Final
- Champions: Lisa Raymond Rennae Stubbs
- Runners-up: Chanda Rubin Sandrine Testud
- Score: 6–1, 7–6

Details
- Draw: 16
- Seeds: 4

Events
| Singles | Doubles |
- ← 1998 · Advanta Championships of Philadelphia · 2000 →

= 1999 Advanta Championships of Philadelphia – Doubles =

The 1999 Advanta Championships of Philadelphia doubles was the tennis doubles event of the seventeenth edition of the Advanta Championships of Philadelphia; a WTA Tier II tournament held in Philadelphia, Pennsylvania. Elena Likhovtseva and Ai Sugiyama were the reigning champions, but Sugiyama did not compete this year. Likhovtseva competed with Amanda Coetzer, but were defeated in the quarterfinals by Lisa Raymond and Rennae Stubbs.

Raymond and Stubbs went on to win the title, defeating Chanda Rubin and Sandrine Testud in the final, 6–1, 7–6.

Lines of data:
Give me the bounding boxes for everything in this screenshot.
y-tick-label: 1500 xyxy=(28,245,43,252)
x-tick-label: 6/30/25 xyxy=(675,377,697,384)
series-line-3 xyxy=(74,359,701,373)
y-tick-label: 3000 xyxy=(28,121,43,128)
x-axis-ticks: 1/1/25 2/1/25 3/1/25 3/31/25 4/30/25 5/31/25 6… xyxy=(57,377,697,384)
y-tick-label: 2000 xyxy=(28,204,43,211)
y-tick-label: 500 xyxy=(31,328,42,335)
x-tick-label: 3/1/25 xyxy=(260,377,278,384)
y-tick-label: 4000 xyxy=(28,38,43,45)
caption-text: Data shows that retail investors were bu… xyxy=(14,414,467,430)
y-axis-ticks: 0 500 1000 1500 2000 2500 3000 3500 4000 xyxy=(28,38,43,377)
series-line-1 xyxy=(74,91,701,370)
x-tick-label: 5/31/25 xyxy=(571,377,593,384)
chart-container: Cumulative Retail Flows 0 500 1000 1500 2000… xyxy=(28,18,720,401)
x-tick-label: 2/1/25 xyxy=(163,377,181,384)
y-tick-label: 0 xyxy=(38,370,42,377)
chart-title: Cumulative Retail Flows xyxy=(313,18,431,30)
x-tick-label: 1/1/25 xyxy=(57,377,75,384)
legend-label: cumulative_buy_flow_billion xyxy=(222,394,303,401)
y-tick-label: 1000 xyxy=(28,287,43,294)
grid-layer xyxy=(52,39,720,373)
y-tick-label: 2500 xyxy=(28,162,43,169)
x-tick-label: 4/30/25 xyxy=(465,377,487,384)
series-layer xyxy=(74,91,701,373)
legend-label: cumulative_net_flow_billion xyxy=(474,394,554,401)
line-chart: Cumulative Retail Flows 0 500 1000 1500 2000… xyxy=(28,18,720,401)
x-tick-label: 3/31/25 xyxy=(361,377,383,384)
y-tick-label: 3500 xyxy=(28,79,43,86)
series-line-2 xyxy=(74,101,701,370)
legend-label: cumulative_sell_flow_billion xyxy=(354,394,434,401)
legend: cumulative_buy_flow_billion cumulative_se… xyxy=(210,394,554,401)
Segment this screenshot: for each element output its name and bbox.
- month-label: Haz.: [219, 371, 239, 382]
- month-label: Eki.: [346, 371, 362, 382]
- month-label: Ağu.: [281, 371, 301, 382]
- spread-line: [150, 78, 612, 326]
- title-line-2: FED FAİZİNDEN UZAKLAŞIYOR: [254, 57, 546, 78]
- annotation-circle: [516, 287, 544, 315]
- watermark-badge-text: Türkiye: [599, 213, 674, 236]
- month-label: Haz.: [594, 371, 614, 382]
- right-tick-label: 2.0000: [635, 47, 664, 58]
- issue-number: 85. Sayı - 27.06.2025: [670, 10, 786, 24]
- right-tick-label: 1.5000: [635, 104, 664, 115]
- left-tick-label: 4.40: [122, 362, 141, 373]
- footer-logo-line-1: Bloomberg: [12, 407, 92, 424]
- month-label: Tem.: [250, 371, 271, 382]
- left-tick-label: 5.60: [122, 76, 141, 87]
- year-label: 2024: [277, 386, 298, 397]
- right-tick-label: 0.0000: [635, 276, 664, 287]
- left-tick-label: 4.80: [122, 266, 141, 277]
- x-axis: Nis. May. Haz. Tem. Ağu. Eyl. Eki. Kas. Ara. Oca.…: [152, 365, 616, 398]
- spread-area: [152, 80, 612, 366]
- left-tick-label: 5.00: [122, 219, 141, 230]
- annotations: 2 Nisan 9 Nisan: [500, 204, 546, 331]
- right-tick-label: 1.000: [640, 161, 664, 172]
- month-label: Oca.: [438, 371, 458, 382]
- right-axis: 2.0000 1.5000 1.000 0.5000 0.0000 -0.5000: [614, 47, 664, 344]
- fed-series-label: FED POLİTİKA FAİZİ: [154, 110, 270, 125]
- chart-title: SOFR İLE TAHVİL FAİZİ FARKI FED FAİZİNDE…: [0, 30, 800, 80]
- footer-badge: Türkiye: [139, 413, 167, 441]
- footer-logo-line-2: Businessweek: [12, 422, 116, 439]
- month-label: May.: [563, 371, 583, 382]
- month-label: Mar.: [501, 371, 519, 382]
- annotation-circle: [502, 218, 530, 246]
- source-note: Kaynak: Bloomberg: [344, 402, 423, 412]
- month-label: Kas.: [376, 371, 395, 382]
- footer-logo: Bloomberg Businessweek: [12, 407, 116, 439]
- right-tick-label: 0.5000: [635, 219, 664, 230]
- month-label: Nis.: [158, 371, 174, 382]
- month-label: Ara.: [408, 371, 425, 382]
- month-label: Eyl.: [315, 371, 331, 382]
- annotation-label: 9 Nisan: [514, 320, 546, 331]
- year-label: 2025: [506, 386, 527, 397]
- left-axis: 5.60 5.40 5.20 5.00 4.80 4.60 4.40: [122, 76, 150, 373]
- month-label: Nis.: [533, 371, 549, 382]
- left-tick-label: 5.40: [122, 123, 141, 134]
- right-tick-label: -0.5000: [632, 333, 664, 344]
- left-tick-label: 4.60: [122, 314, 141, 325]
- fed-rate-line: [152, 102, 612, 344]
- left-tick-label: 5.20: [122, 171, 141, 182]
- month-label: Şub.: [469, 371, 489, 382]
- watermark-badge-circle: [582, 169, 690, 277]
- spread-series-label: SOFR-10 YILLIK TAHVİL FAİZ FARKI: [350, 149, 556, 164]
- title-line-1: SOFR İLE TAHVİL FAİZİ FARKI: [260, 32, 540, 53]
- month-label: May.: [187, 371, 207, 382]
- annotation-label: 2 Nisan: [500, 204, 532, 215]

Required work —
Resume the article on the 1999 Advanta Championships of Philadelphia doubles event, picking up after its final sentence. The items have no connection to the tennis article.

Response to the exercise —
==Seeds==

1. USA Lindsay Davenport / USA Corina Morariu (semifinals, retired)
2. USA Lisa Raymond / AUS Rennae Stubbs (champions)
3. FRA Alexandra Fusai / FRA Nathalie Tauziat (quarterfinals)
4. ROU Irina Spîrlea / NED Caroline Vis (quarterfinals)

==Qualifying==

===Seeds===

1. USA Sandra Cacic / USA Lilia Osterloh (qualified)
2. USA Samantha Reeves / USA Mashona Washington (qualifying competition, withdrew)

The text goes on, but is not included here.